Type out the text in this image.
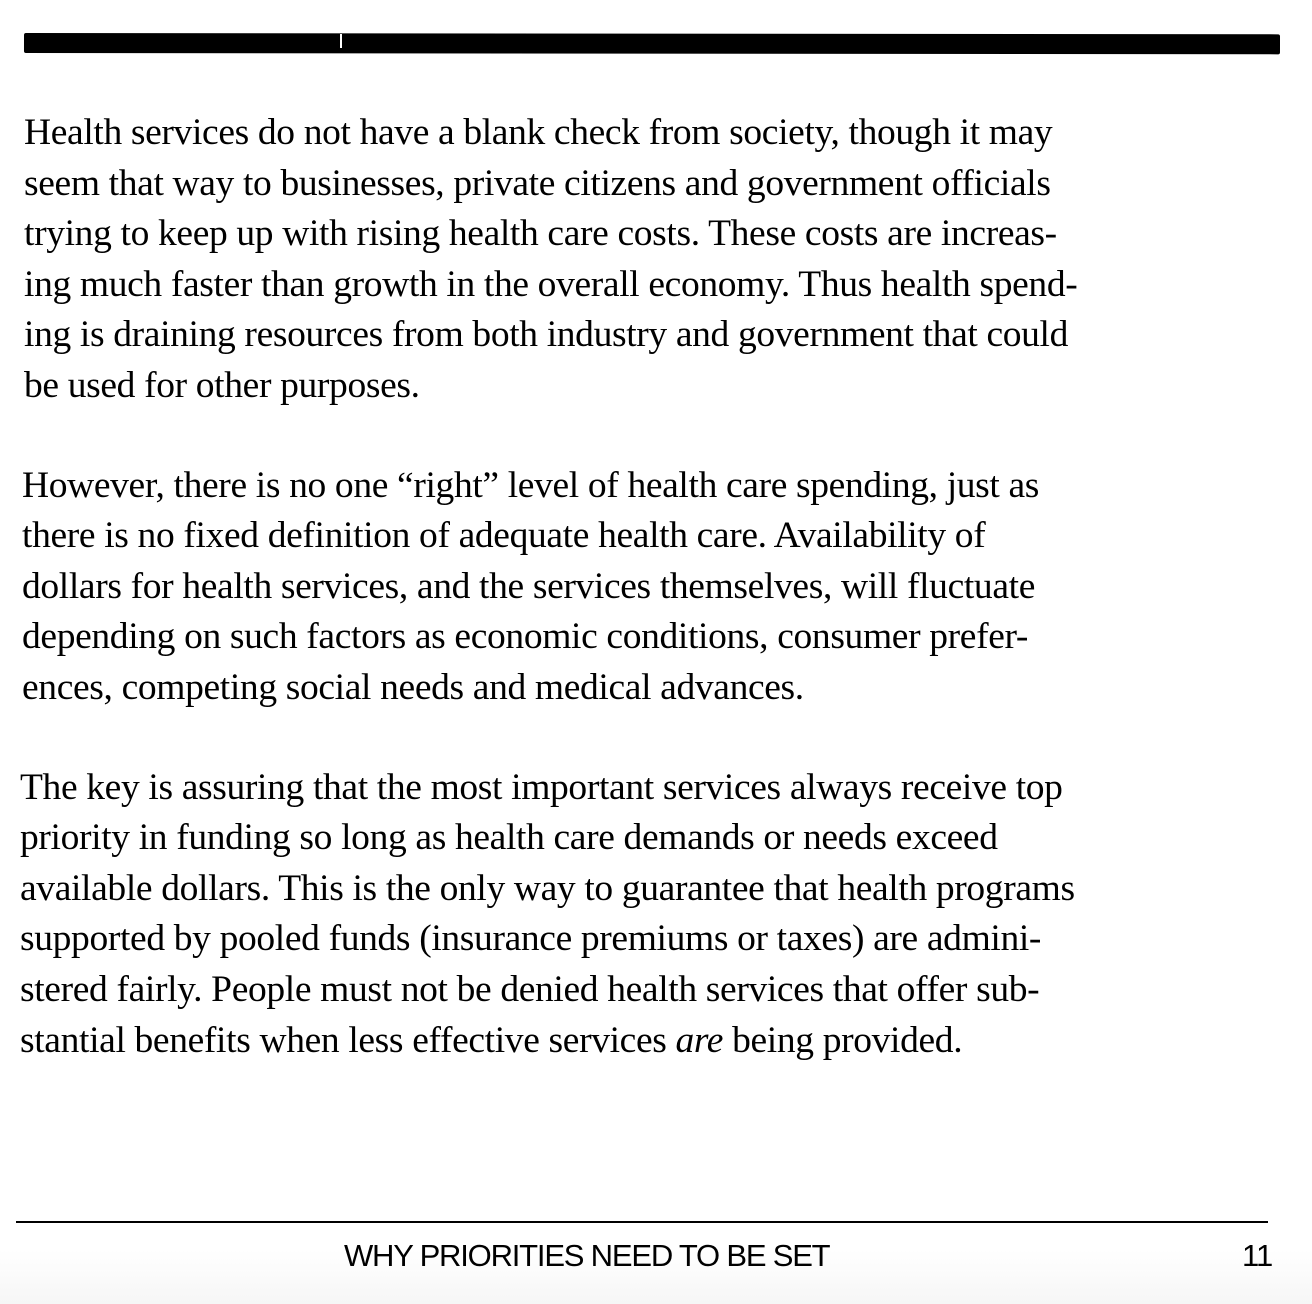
Health services do not have a blank check from society, though it may
seem that way to businesses, private citizens and government officials
trying to keep up with rising health care costs. These costs are increas-
ing much faster than growth in the overall economy. Thus health spend-
ing is draining resources from both industry and government that could
be used for other purposes.

However, there is no one “right” level of health care spending, just as
there is no fixed definition of adequate health care. Availability of
dollars for health services, and the services themselves, will fluctuate
depending on such factors as economic conditions, consumer prefer-
ences, competing social needs and medical advances.

The key is assuring that the most important services always receive top
priority in funding so long as health care demands or needs exceed
available dollars. This is the only way to guarantee that health programs
supported by pooled funds (insurance premiums or taxes) are admini-
stered fairly. People must not be denied health services that offer sub-
stantial benefits when less effective services are being provided.

WHY PRIORITIES NEED TO BE SET	11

######

Description of the task> Find every line above that contains the word "care", and return each one.

Solution to this task>
trying to keep up with rising health care costs. These costs are increas-
However, there is no one “right” level of health care spending, just as
there is no fixed definition of adequate health care. Availability of
priority in funding so long as health care demands or needs exceed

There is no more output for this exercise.